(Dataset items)
+++
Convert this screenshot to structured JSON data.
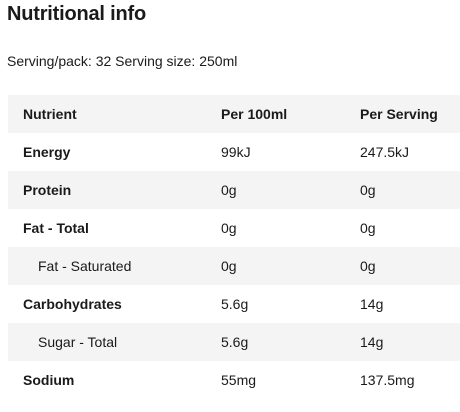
{
  "title": "Nutritional info",
  "serving_text": "Serving/pack: 32 Serving size: 250ml",
  "table": {
    "headers": [
      "Nutrient",
      "Per 100ml",
      "Per Serving"
    ],
    "rows": [
      {
        "nutrient": "Energy",
        "per_100ml": "99kJ",
        "per_serving": "247.5kJ"
      },
      {
        "nutrient": "Protein",
        "per_100ml": "0g",
        "per_serving": "0g"
      },
      {
        "nutrient": "Fat - Total",
        "per_100ml": "0g",
        "per_serving": "0g"
      },
      {
        "nutrient": "Fat - Saturated",
        "per_100ml": "0g",
        "per_serving": "0g"
      },
      {
        "nutrient": "Carbohydrates",
        "per_100ml": "5.6g",
        "per_serving": "14g"
      },
      {
        "nutrient": "Sugar - Total",
        "per_100ml": "5.6g",
        "per_serving": "14g"
      },
      {
        "nutrient": "Sodium",
        "per_100ml": "55mg",
        "per_serving": "137.5mg"
      }
    ]
  }
}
+++
■ WORK ORDER ■
Set down each of the records precisely, leaving any pictures behind.

■ RESULT FOR THIS EXERCISE ■
Convert this screenshot to structured JSON data.
{
  "title": "Nutritional info",
  "serving_text": "Serving/pack: 32 Serving size: 250ml",
  "table": {
    "headers": [
      "Nutrient",
      "Per 100ml",
      "Per Serving"
    ],
    "rows": [
      {
        "nutrient": "Energy",
        "per_100ml": "99kJ",
        "per_serving": "247.5kJ"
      },
      {
        "nutrient": "Protein",
        "per_100ml": "0g",
        "per_serving": "0g"
      },
      {
        "nutrient": "Fat - Total",
        "per_100ml": "0g",
        "per_serving": "0g"
      },
      {
        "nutrient": "Fat - Saturated",
        "per_100ml": "0g",
        "per_serving": "0g"
      },
      {
        "nutrient": "Carbohydrates",
        "per_100ml": "5.6g",
        "per_serving": "14g"
      },
      {
        "nutrient": "Sugar - Total",
        "per_100ml": "5.6g",
        "per_serving": "14g"
      },
      {
        "nutrient": "Sodium",
        "per_100ml": "55mg",
        "per_serving": "137.5mg"
      }
    ]
  }
}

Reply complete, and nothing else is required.